What the exercise asks — In the listing that follows, count every line with the word "image" in it and write only the total.

Data supplied —
════════════════════

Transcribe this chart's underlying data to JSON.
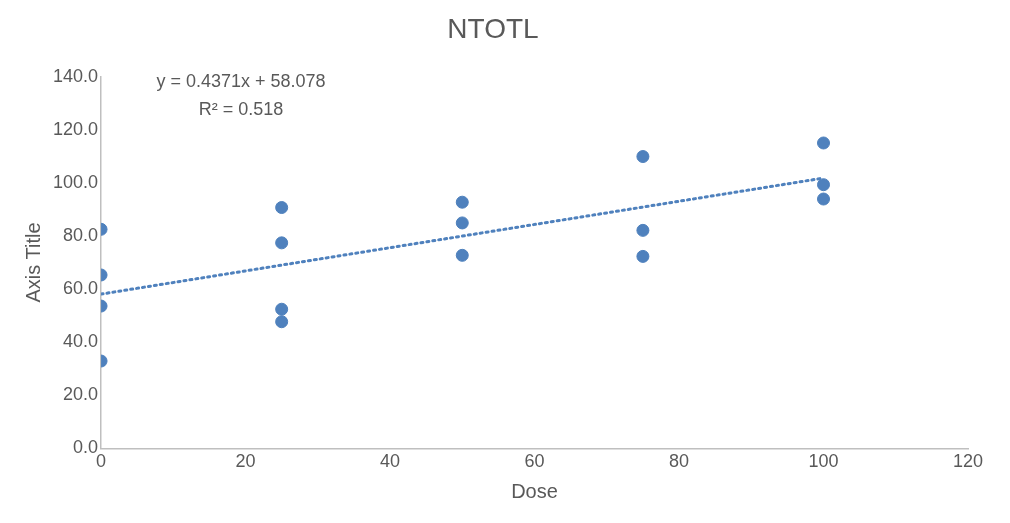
{
  "chart_data": {
    "type": "scatter",
    "title": "NTOTL",
    "xlabel": "Dose",
    "ylabel": "Axis Title",
    "xlim": [
      0,
      120
    ],
    "xticks": [
      0,
      20,
      40,
      60,
      80,
      100,
      120
    ],
    "ylim": [
      0,
      140
    ],
    "yticks": [
      {
        "value": 0,
        "label": "0.0"
      },
      {
        "value": 20,
        "label": "20.0"
      },
      {
        "value": 40,
        "label": "40.0"
      },
      {
        "value": 60,
        "label": "60.0"
      },
      {
        "value": 80,
        "label": "80.0"
      },
      {
        "value": 100,
        "label": "100.0"
      },
      {
        "value": 120,
        "label": "120.0"
      },
      {
        "value": 140,
        "label": "140.0"
      }
    ],
    "grid": false,
    "legend": false,
    "series": [
      {
        "color": "#4f81bd",
        "marker": "circle",
        "x": [
          0,
          0,
          0,
          0,
          25,
          25,
          25,
          25,
          50,
          50,
          50,
          75,
          75,
          75,
          100,
          100,
          100
        ],
        "values": [
          82.5,
          65.3,
          53.6,
          32.9,
          90.7,
          77.4,
          52.4,
          47.7,
          92.7,
          84.9,
          72.7,
          109.9,
          82.1,
          72.3,
          115,
          99.3,
          93.9
        ]
      },
      {
        "type": "line",
        "color": "#4f81bd",
        "line_style": "dotted",
        "marker": "none",
        "x": [
          0,
          100
        ],
        "values": [
          58.1,
          101.8
        ]
      }
    ],
    "annotations": [
      "y = 0.4371x + 58.078",
      "R² = 0.518"
    ]
  }
}
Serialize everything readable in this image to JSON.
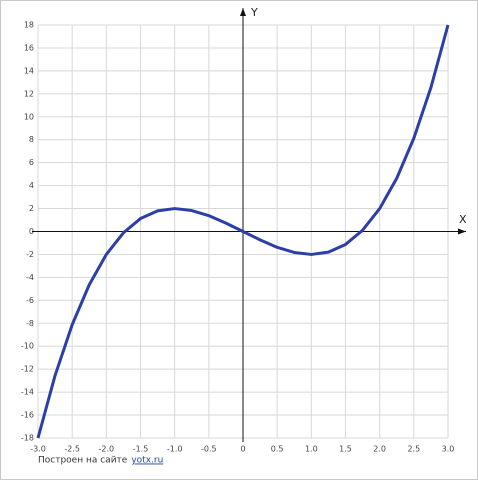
{
  "chart_data": {
    "type": "line",
    "x_axis_label": "X",
    "y_axis_label": "Y",
    "x": [
      -3,
      -2.75,
      -2.5,
      -2.25,
      -2,
      -1.75,
      -1.5,
      -1.25,
      -1,
      -0.75,
      -0.5,
      -0.25,
      0,
      0.25,
      0.5,
      0.75,
      1,
      1.25,
      1.5,
      1.75,
      2,
      2.25,
      2.5,
      2.75,
      3
    ],
    "series": [
      {
        "color": "#2b3fa6",
        "values": [
          -18,
          -12.55,
          -8.13,
          -4.64,
          -2,
          -0.11,
          1.13,
          1.8,
          2,
          1.83,
          1.38,
          0.73,
          0,
          -0.73,
          -1.38,
          -1.83,
          -2,
          -1.8,
          -1.13,
          0.11,
          2,
          4.64,
          8.13,
          12.55,
          18
        ]
      }
    ],
    "xlim": [
      -3,
      3
    ],
    "xticks": [
      {
        "value": -3,
        "label": "-3.0"
      },
      -2.5,
      {
        "value": -2,
        "label": "-2.0"
      },
      -1.5,
      {
        "value": -1,
        "label": "-1.0"
      },
      -0.5,
      0,
      0.5,
      {
        "value": 1,
        "label": "1.0"
      },
      1.5,
      {
        "value": 2,
        "label": "2.0"
      },
      2.5,
      {
        "value": 3,
        "label": "3.0"
      }
    ],
    "ylim": [
      -18,
      18
    ],
    "yticks": [
      -18,
      -16,
      -14,
      -12,
      -10,
      -8,
      -6,
      -4,
      -2,
      0,
      2,
      4,
      6,
      8,
      10,
      12,
      14,
      16,
      18
    ],
    "grid": true,
    "footer_text": "Построен на сайте",
    "footer_link": "yotx.ru"
  }
}
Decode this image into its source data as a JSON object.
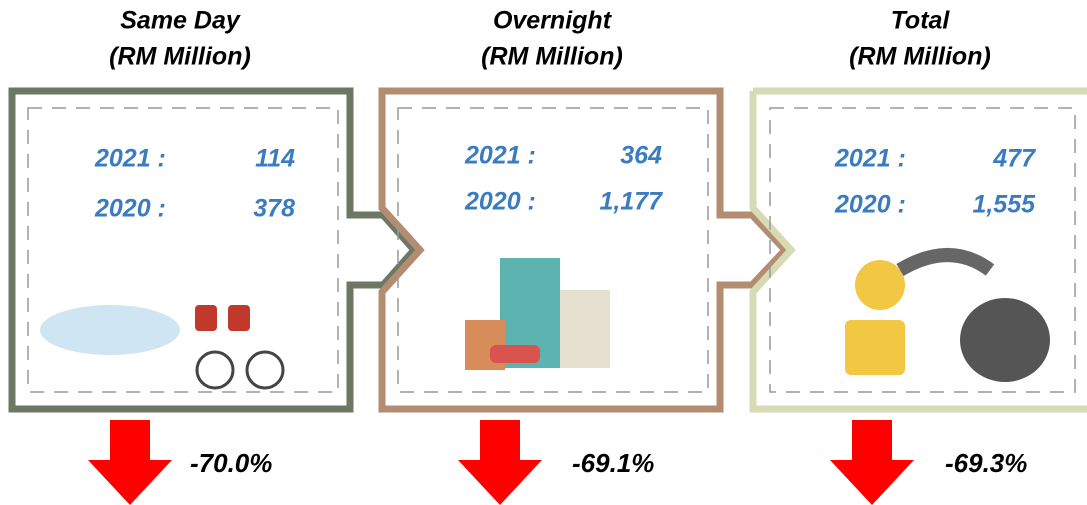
{
  "panels": [
    {
      "title": "Same Day",
      "subtitle": "(RM Million)",
      "rows": [
        {
          "label": "2021 :",
          "value": "114"
        },
        {
          "label": "2020 :",
          "value": "378"
        }
      ],
      "change": "-70.0%"
    },
    {
      "title": "Overnight",
      "subtitle": "(RM Million)",
      "rows": [
        {
          "label": "2021 :",
          "value": "364"
        },
        {
          "label": "2020 :",
          "value": "1,177"
        }
      ],
      "change": "-69.1%"
    },
    {
      "title": "Total",
      "subtitle": "(RM Million)",
      "rows": [
        {
          "label": "2021 :",
          "value": "477"
        },
        {
          "label": "2020 :",
          "value": "1,555"
        }
      ],
      "change": "-69.3%"
    }
  ]
}
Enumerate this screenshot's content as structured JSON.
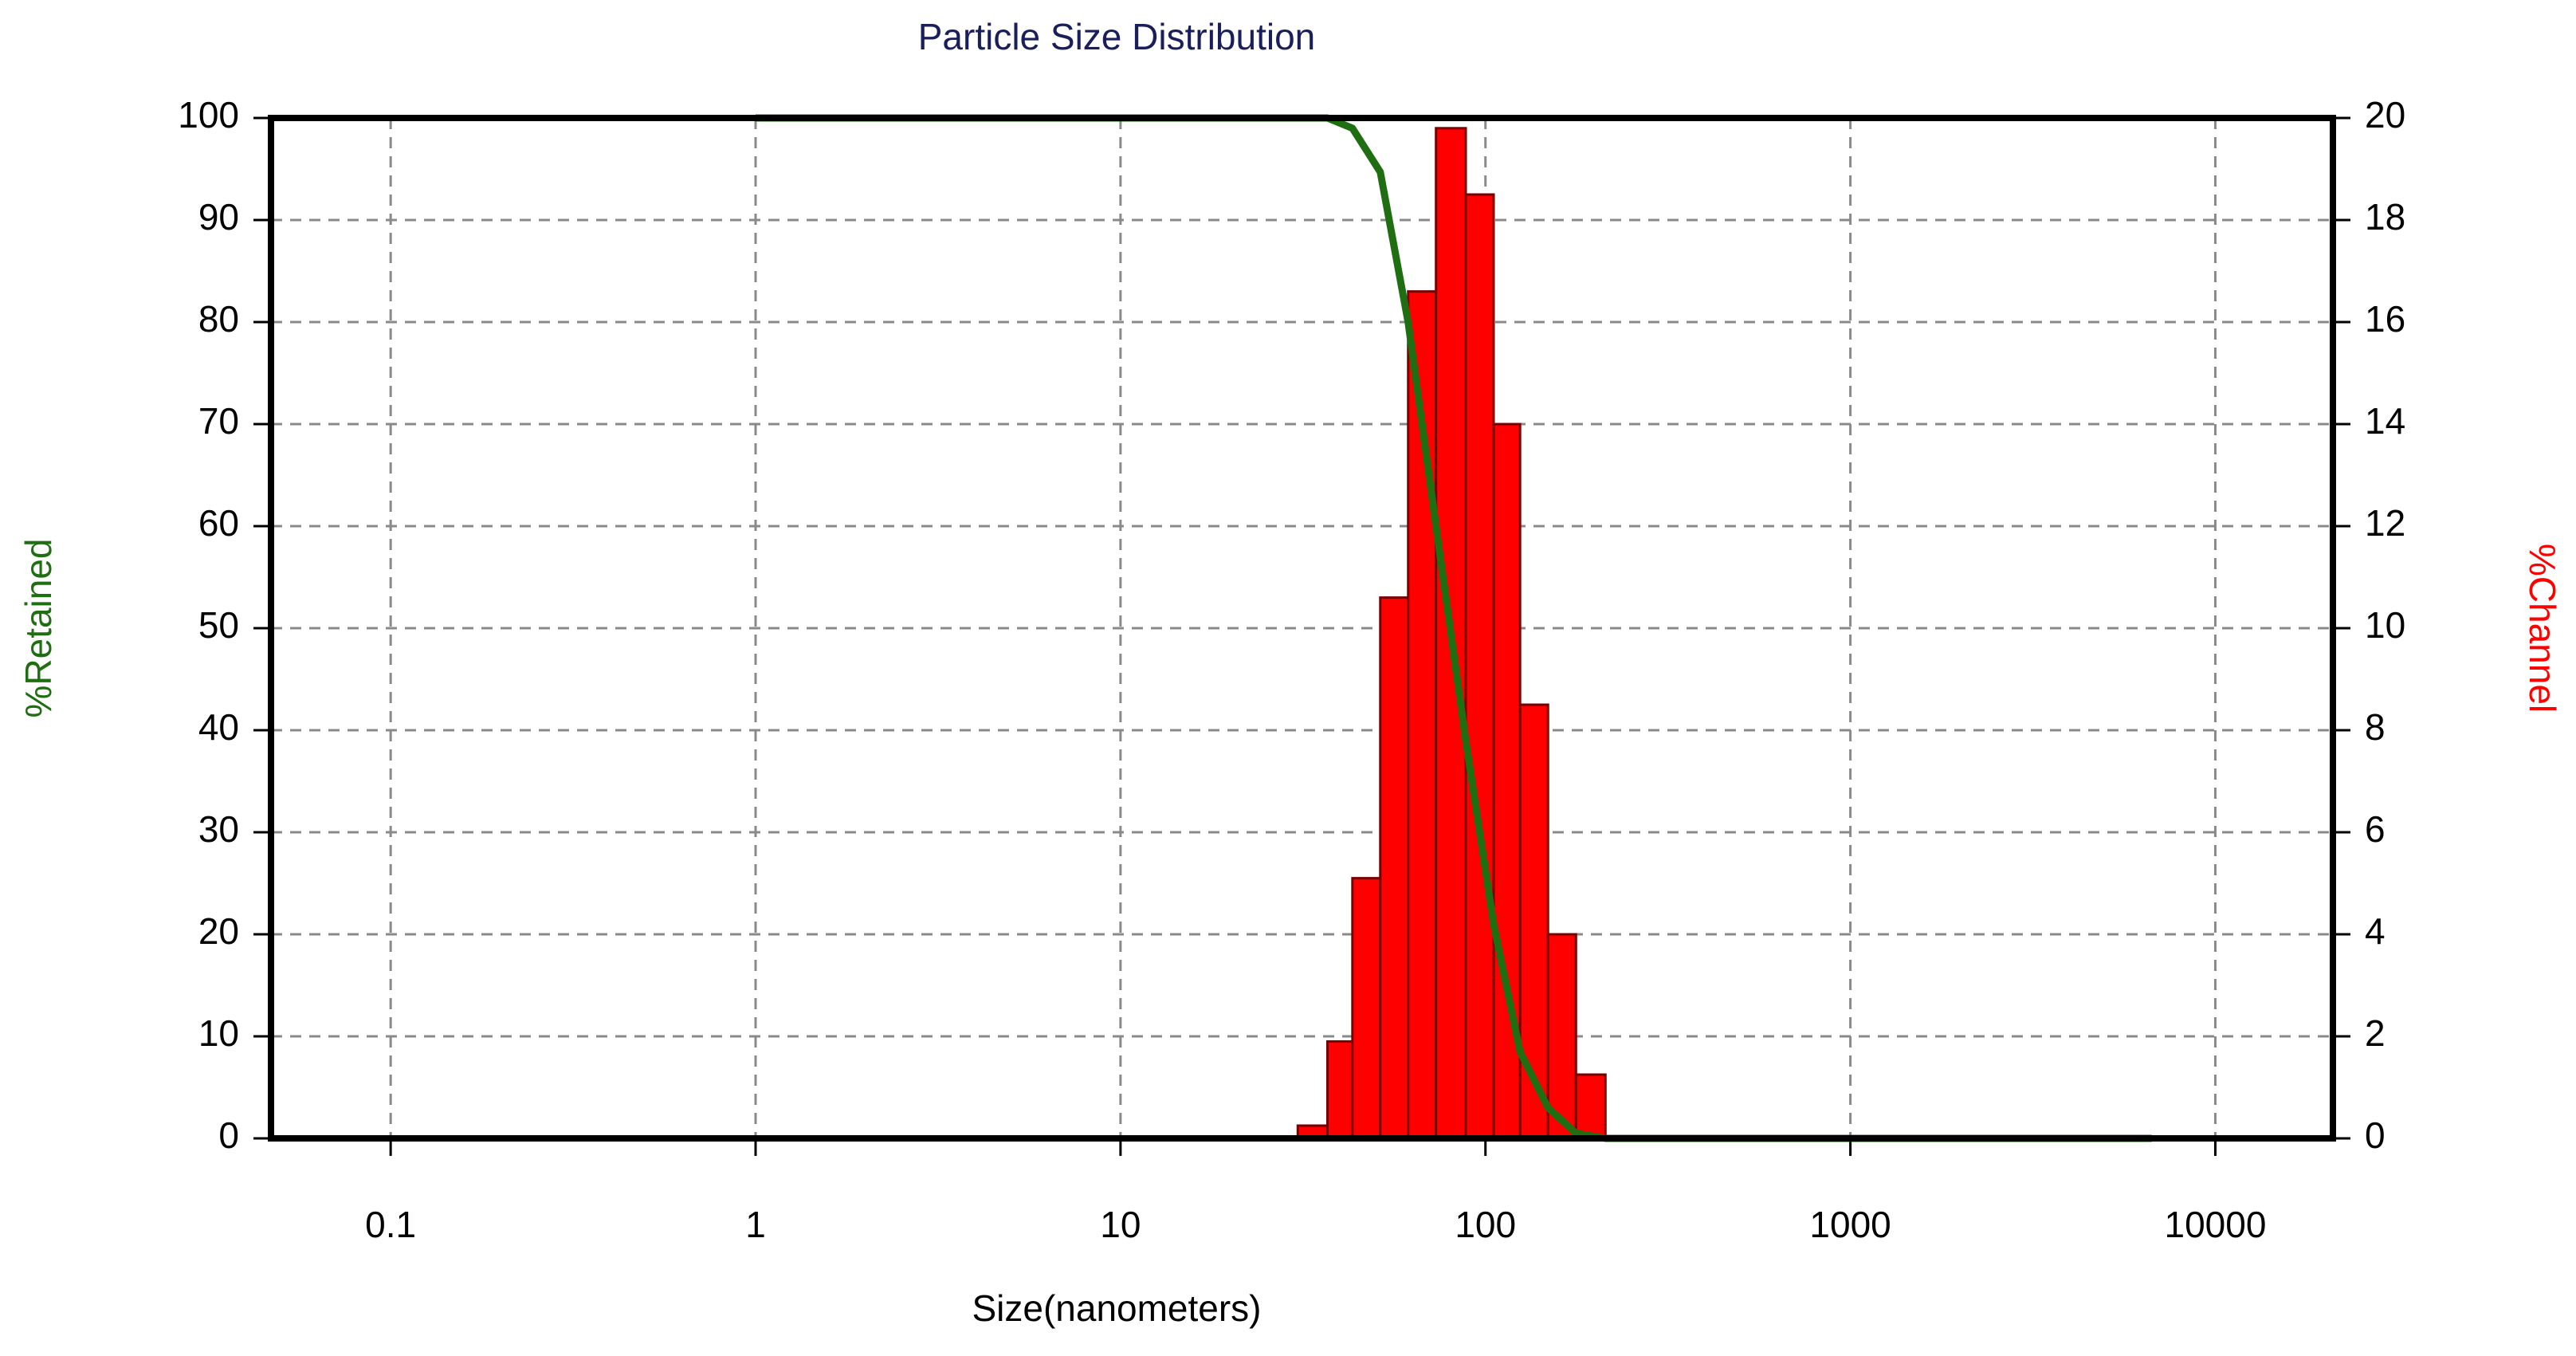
{
  "chart_data": {
    "type": "histogram",
    "title": "Particle Size Distribution",
    "x_label": "Size(nanometers)",
    "y_label": "%Retained",
    "y2_label": "%Channel",
    "xscale": "log",
    "xlim": [
      0.047,
      21000
    ],
    "xticks": [
      0.1,
      1,
      10,
      100,
      1000,
      10000
    ],
    "ylim": [
      0,
      100
    ],
    "yticks": [
      0,
      10,
      20,
      30,
      40,
      50,
      60,
      70,
      80,
      90,
      100
    ],
    "y2lim": [
      0,
      20
    ],
    "y2ticks": [
      0,
      2,
      4,
      6,
      8,
      10,
      12,
      14,
      16,
      18,
      20
    ],
    "grid": true,
    "histogram": {
      "axis": "y2",
      "color": "#ff0000",
      "bins": [
        30.6,
        36.9,
        43.2,
        51.5,
        61.4,
        73.2,
        88.3,
        105.3,
        124.4,
        148.4,
        177.0,
        213.2
      ],
      "values": [
        0.25,
        1.9,
        5.1,
        10.6,
        16.6,
        19.8,
        18.5,
        14.0,
        8.5,
        4.0,
        1.25
      ]
    },
    "line": {
      "color": "#1f6e12",
      "x": [
        1,
        36.9,
        43.2,
        51.5,
        61.4,
        73.2,
        88.3,
        105.3,
        124.4,
        148.4,
        177.0,
        213.2,
        6700
      ],
      "values": [
        100,
        100,
        99,
        94.7,
        80,
        60,
        39,
        21,
        8.5,
        3,
        0.5,
        0,
        0
      ]
    }
  }
}
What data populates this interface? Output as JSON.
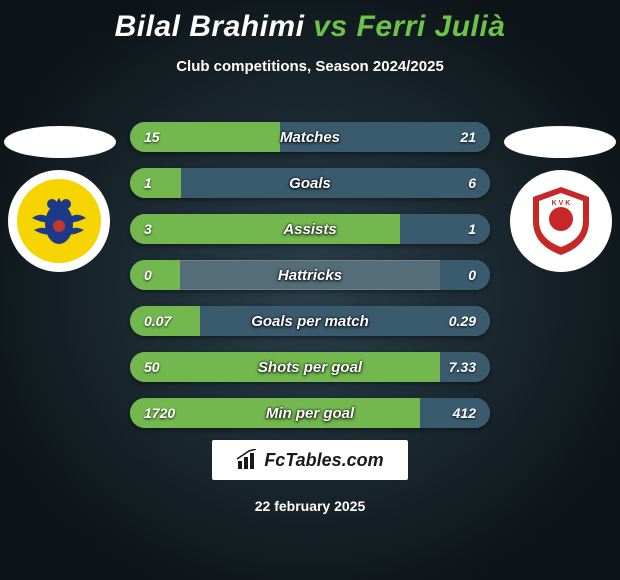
{
  "title": {
    "p1": "Bilal Brahimi",
    "vs": "vs",
    "p2": "Ferri Julià"
  },
  "subtitle": "Club competitions, Season 2024/2025",
  "colors": {
    "left_seg": "#72b84e",
    "right_seg": "#3a5a6e",
    "bg_seg": "#556c79"
  },
  "crest_left": {
    "outer": "#ffffff",
    "inner_bg": "#f5d400",
    "eagle_body": "#1d3a8a"
  },
  "crest_right": {
    "outer": "#ffffff",
    "shield": "#c62828",
    "shield_inner": "#ffffff"
  },
  "rows": [
    {
      "label": "Matches",
      "left_val": "15",
      "right_val": "21",
      "left_num": 15,
      "right_num": 21
    },
    {
      "label": "Goals",
      "left_val": "1",
      "right_val": "6",
      "left_num": 1,
      "right_num": 6
    },
    {
      "label": "Assists",
      "left_val": "3",
      "right_val": "1",
      "left_num": 3,
      "right_num": 1
    },
    {
      "label": "Hattricks",
      "left_val": "0",
      "right_val": "0",
      "left_num": 0,
      "right_num": 0
    },
    {
      "label": "Goals per match",
      "left_val": "0.07",
      "right_val": "0.29",
      "left_num": 0.07,
      "right_num": 0.29
    },
    {
      "label": "Shots per goal",
      "left_val": "50",
      "right_val": "7.33",
      "left_num": 50,
      "right_num": 7.33
    },
    {
      "label": "Min per goal",
      "left_val": "1720",
      "right_val": "412",
      "left_num": 1720,
      "right_num": 412
    }
  ],
  "footer_brand": "FcTables.com",
  "footer_date": "22 february 2025"
}
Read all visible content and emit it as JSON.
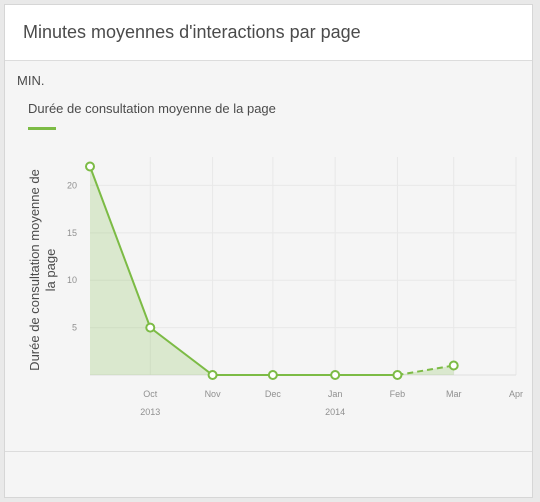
{
  "card": {
    "title": "Minutes moyennes d'interactions par page",
    "unit_label": "MIN."
  },
  "chart_data": {
    "type": "line",
    "series": [
      {
        "name": "Durée de consultation moyenne de la page",
        "color": "#7cbb45",
        "x": [
          "2013-09-01",
          "2013-10-01",
          "2013-11-01",
          "2013-12-01",
          "2014-01-01",
          "2014-02-01",
          "2014-03-01"
        ],
        "values": [
          22,
          5,
          0,
          0,
          0,
          0,
          1
        ],
        "dashed_last_segment": true
      }
    ],
    "ylabel": "Durée de consultation moyenne de la page",
    "ylim": [
      0,
      23
    ],
    "yticks": [
      5,
      10,
      15,
      20
    ],
    "xticks": [
      {
        "label": "Oct",
        "sub": "2013",
        "date": "2013-10-01"
      },
      {
        "label": "Nov",
        "sub": "",
        "date": "2013-11-01"
      },
      {
        "label": "Dec",
        "sub": "",
        "date": "2013-12-01"
      },
      {
        "label": "Jan",
        "sub": "2014",
        "date": "2014-01-01"
      },
      {
        "label": "Feb",
        "sub": "",
        "date": "2014-02-01"
      },
      {
        "label": "Mar",
        "sub": "",
        "date": "2014-03-01"
      },
      {
        "label": "Apr",
        "sub": "",
        "date": "2014-04-01"
      }
    ],
    "grid": true,
    "area_fill": true,
    "legend_position": "top-left"
  }
}
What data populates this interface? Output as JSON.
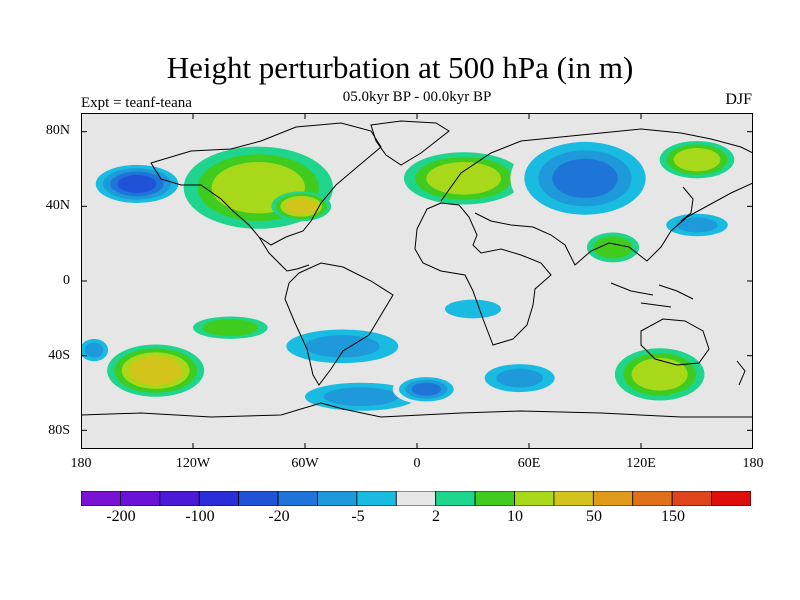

════════════════════

Written response — 2